[Start DATA SECTION]

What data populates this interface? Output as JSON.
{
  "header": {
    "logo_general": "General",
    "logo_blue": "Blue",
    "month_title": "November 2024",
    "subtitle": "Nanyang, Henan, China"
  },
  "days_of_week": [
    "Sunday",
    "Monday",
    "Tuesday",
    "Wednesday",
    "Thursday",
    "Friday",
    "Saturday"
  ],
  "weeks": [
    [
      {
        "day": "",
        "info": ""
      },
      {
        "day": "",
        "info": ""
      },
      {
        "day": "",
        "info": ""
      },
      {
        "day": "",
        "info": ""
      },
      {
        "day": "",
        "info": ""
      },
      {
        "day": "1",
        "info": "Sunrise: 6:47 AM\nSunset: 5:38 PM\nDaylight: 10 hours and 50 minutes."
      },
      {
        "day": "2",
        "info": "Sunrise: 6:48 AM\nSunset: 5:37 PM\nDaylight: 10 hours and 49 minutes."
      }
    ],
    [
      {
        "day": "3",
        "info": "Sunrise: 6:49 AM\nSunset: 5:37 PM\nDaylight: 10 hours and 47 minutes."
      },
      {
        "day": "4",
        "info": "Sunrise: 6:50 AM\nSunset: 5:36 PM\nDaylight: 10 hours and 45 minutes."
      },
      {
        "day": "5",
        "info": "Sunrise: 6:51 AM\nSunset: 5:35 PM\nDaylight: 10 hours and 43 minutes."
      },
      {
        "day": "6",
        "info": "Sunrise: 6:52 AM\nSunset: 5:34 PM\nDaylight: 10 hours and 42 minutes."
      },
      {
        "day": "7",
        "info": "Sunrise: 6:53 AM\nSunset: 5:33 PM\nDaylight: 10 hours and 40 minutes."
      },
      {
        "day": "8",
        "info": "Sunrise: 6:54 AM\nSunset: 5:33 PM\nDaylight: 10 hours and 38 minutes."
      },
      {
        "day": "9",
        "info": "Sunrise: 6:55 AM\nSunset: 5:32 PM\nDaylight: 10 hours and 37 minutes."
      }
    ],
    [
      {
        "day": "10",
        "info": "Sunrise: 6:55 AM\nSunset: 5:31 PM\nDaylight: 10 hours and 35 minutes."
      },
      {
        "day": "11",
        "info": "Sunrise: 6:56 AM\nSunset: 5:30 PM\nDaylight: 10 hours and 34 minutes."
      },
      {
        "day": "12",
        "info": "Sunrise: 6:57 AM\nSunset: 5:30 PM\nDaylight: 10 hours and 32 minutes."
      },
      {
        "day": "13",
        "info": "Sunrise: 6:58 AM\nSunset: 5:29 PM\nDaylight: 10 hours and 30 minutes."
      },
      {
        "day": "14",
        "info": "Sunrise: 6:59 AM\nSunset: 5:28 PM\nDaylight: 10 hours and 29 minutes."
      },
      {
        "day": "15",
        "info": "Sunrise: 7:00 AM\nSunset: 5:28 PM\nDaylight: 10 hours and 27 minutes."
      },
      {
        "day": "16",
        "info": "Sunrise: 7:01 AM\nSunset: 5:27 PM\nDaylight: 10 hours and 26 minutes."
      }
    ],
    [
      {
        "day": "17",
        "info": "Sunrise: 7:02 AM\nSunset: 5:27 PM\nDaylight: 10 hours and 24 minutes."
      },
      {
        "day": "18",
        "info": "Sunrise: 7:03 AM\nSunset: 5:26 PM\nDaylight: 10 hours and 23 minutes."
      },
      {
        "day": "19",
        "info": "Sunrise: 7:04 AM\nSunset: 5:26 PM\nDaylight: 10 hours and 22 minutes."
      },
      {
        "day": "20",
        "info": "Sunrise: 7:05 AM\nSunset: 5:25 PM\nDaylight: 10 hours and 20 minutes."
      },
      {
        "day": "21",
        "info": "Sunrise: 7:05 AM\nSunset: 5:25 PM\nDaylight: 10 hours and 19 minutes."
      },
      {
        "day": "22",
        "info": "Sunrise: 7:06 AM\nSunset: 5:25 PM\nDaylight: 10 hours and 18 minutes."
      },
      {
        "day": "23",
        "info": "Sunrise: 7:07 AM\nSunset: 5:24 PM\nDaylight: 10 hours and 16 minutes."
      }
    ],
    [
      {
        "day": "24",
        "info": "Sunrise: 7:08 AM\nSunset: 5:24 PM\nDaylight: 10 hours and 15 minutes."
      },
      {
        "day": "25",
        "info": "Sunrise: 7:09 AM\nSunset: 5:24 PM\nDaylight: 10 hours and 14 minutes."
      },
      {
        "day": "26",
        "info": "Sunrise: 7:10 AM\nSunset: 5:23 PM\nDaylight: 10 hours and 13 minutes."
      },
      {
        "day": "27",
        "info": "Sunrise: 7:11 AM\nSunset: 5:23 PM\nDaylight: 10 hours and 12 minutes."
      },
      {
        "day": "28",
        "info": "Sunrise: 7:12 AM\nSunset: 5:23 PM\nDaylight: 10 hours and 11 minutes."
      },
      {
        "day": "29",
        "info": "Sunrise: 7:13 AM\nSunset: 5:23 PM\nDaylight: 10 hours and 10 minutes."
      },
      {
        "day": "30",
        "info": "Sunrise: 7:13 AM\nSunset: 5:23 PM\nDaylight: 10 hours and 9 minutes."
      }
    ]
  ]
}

[End DATA SECTION]

PROMPT |
Make an exact copy of the data above.

RESULT |
What data populates this interface? Output as JSON.
{
  "header": {
    "logo_general": "General",
    "logo_blue": "Blue",
    "month_title": "November 2024",
    "subtitle": "Nanyang, Henan, China"
  },
  "days_of_week": [
    "Sunday",
    "Monday",
    "Tuesday",
    "Wednesday",
    "Thursday",
    "Friday",
    "Saturday"
  ],
  "weeks": [
    [
      {
        "day": "",
        "info": ""
      },
      {
        "day": "",
        "info": ""
      },
      {
        "day": "",
        "info": ""
      },
      {
        "day": "",
        "info": ""
      },
      {
        "day": "",
        "info": ""
      },
      {
        "day": "1",
        "info": "Sunrise: 6:47 AM\nSunset: 5:38 PM\nDaylight: 10 hours and 50 minutes."
      },
      {
        "day": "2",
        "info": "Sunrise: 6:48 AM\nSunset: 5:37 PM\nDaylight: 10 hours and 49 minutes."
      }
    ],
    [
      {
        "day": "3",
        "info": "Sunrise: 6:49 AM\nSunset: 5:37 PM\nDaylight: 10 hours and 47 minutes."
      },
      {
        "day": "4",
        "info": "Sunrise: 6:50 AM\nSunset: 5:36 PM\nDaylight: 10 hours and 45 minutes."
      },
      {
        "day": "5",
        "info": "Sunrise: 6:51 AM\nSunset: 5:35 PM\nDaylight: 10 hours and 43 minutes."
      },
      {
        "day": "6",
        "info": "Sunrise: 6:52 AM\nSunset: 5:34 PM\nDaylight: 10 hours and 42 minutes."
      },
      {
        "day": "7",
        "info": "Sunrise: 6:53 AM\nSunset: 5:33 PM\nDaylight: 10 hours and 40 minutes."
      },
      {
        "day": "8",
        "info": "Sunrise: 6:54 AM\nSunset: 5:33 PM\nDaylight: 10 hours and 38 minutes."
      },
      {
        "day": "9",
        "info": "Sunrise: 6:55 AM\nSunset: 5:32 PM\nDaylight: 10 hours and 37 minutes."
      }
    ],
    [
      {
        "day": "10",
        "info": "Sunrise: 6:55 AM\nSunset: 5:31 PM\nDaylight: 10 hours and 35 minutes."
      },
      {
        "day": "11",
        "info": "Sunrise: 6:56 AM\nSunset: 5:30 PM\nDaylight: 10 hours and 34 minutes."
      },
      {
        "day": "12",
        "info": "Sunrise: 6:57 AM\nSunset: 5:30 PM\nDaylight: 10 hours and 32 minutes."
      },
      {
        "day": "13",
        "info": "Sunrise: 6:58 AM\nSunset: 5:29 PM\nDaylight: 10 hours and 30 minutes."
      },
      {
        "day": "14",
        "info": "Sunrise: 6:59 AM\nSunset: 5:28 PM\nDaylight: 10 hours and 29 minutes."
      },
      {
        "day": "15",
        "info": "Sunrise: 7:00 AM\nSunset: 5:28 PM\nDaylight: 10 hours and 27 minutes."
      },
      {
        "day": "16",
        "info": "Sunrise: 7:01 AM\nSunset: 5:27 PM\nDaylight: 10 hours and 26 minutes."
      }
    ],
    [
      {
        "day": "17",
        "info": "Sunrise: 7:02 AM\nSunset: 5:27 PM\nDaylight: 10 hours and 24 minutes."
      },
      {
        "day": "18",
        "info": "Sunrise: 7:03 AM\nSunset: 5:26 PM\nDaylight: 10 hours and 23 minutes."
      },
      {
        "day": "19",
        "info": "Sunrise: 7:04 AM\nSunset: 5:26 PM\nDaylight: 10 hours and 22 minutes."
      },
      {
        "day": "20",
        "info": "Sunrise: 7:05 AM\nSunset: 5:25 PM\nDaylight: 10 hours and 20 minutes."
      },
      {
        "day": "21",
        "info": "Sunrise: 7:05 AM\nSunset: 5:25 PM\nDaylight: 10 hours and 19 minutes."
      },
      {
        "day": "22",
        "info": "Sunrise: 7:06 AM\nSunset: 5:25 PM\nDaylight: 10 hours and 18 minutes."
      },
      {
        "day": "23",
        "info": "Sunrise: 7:07 AM\nSunset: 5:24 PM\nDaylight: 10 hours and 16 minutes."
      }
    ],
    [
      {
        "day": "24",
        "info": "Sunrise: 7:08 AM\nSunset: 5:24 PM\nDaylight: 10 hours and 15 minutes."
      },
      {
        "day": "25",
        "info": "Sunrise: 7:09 AM\nSunset: 5:24 PM\nDaylight: 10 hours and 14 minutes."
      },
      {
        "day": "26",
        "info": "Sunrise: 7:10 AM\nSunset: 5:23 PM\nDaylight: 10 hours and 13 minutes."
      },
      {
        "day": "27",
        "info": "Sunrise: 7:11 AM\nSunset: 5:23 PM\nDaylight: 10 hours and 12 minutes."
      },
      {
        "day": "28",
        "info": "Sunrise: 7:12 AM\nSunset: 5:23 PM\nDaylight: 10 hours and 11 minutes."
      },
      {
        "day": "29",
        "info": "Sunrise: 7:13 AM\nSunset: 5:23 PM\nDaylight: 10 hours and 10 minutes."
      },
      {
        "day": "30",
        "info": "Sunrise: 7:13 AM\nSunset: 5:23 PM\nDaylight: 10 hours and 9 minutes."
      }
    ]
  ]
}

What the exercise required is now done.